Data supplied:
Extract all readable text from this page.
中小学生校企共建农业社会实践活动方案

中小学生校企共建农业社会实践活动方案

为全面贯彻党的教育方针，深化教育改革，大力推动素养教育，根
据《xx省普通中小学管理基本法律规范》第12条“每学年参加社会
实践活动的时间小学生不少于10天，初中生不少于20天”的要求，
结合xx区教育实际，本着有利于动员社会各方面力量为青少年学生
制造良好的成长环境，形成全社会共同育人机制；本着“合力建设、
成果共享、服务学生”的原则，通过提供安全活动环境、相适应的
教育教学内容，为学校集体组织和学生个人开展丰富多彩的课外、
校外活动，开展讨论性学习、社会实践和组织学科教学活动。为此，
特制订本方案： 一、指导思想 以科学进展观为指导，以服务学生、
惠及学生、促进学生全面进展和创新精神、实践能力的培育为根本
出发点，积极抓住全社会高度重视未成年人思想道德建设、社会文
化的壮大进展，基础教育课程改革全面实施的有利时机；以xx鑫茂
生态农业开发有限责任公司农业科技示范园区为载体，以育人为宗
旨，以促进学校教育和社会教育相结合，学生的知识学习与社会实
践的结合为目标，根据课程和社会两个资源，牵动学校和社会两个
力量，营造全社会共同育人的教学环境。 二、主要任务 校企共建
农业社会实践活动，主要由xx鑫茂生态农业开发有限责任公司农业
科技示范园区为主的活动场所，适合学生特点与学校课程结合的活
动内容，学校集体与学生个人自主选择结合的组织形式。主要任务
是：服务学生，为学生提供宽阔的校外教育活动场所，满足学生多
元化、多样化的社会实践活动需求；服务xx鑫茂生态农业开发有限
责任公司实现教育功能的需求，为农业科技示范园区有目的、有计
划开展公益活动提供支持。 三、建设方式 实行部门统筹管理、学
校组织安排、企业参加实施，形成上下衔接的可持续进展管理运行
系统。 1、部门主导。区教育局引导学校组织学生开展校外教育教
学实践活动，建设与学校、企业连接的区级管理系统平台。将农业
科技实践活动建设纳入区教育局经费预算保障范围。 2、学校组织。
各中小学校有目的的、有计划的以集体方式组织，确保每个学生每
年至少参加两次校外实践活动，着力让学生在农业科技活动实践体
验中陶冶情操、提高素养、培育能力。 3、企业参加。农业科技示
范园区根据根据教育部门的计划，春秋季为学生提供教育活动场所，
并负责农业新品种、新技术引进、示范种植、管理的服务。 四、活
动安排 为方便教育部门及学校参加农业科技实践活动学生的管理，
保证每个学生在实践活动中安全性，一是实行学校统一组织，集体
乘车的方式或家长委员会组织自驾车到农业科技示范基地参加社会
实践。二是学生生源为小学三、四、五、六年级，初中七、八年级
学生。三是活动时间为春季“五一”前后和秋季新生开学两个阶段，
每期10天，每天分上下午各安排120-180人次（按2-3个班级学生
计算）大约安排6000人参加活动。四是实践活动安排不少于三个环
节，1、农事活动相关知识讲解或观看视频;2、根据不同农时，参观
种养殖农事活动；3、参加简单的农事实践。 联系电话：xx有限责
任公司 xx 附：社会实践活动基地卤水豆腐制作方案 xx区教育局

Objective: Report each line in the data that holds the word "主要任务".

Exercise output:
力量，营造全社会共同育人的教学环境。 二、主要任务 校企共建
动内容，学校集体与学生个人自主选择结合的组织形式。主要任务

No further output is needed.